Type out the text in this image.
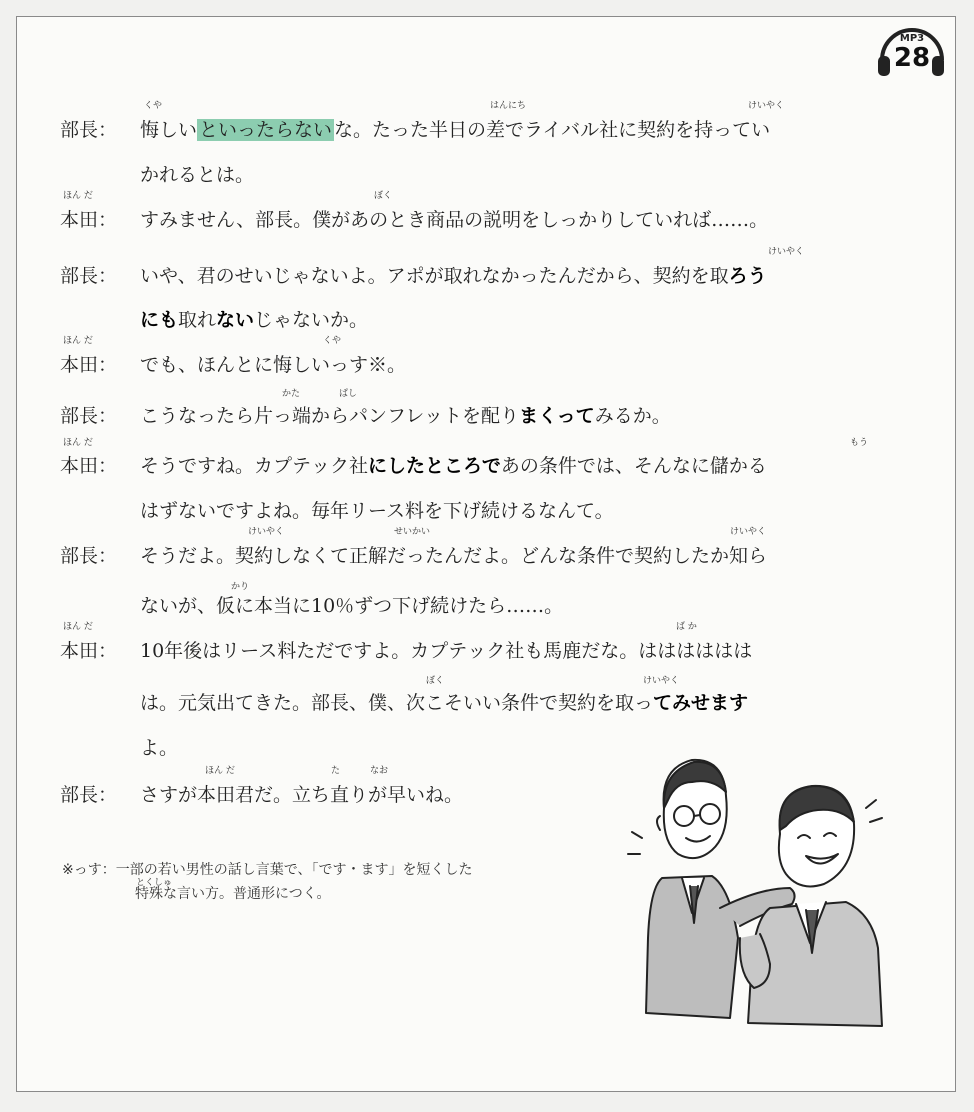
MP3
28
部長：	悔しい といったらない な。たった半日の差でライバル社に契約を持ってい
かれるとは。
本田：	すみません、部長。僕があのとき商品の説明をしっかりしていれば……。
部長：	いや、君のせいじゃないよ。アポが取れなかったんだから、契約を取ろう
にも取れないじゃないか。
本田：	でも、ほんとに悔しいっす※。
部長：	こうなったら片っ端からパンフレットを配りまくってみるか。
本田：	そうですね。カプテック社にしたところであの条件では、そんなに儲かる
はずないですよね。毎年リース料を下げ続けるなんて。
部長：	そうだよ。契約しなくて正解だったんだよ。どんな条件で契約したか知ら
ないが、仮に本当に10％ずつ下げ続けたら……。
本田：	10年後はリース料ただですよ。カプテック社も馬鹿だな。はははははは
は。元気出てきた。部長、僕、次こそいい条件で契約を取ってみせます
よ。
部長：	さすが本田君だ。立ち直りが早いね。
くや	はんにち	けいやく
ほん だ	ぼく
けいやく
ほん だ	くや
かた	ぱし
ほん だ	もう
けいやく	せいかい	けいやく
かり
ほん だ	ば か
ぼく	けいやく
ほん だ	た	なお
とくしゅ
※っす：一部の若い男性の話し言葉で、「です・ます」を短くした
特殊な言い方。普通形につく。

--

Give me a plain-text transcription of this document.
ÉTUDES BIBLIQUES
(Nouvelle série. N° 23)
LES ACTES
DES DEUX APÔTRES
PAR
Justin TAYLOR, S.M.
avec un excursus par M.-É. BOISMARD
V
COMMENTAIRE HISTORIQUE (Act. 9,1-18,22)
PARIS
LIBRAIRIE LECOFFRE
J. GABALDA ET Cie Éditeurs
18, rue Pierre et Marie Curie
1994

Directive:
Find the lines above holding the word "けいやく" and show them.

Full response:
くや	はんにち	けいやく
けいやく
けいやく	せいかい	けいやく
ぼく	けいやく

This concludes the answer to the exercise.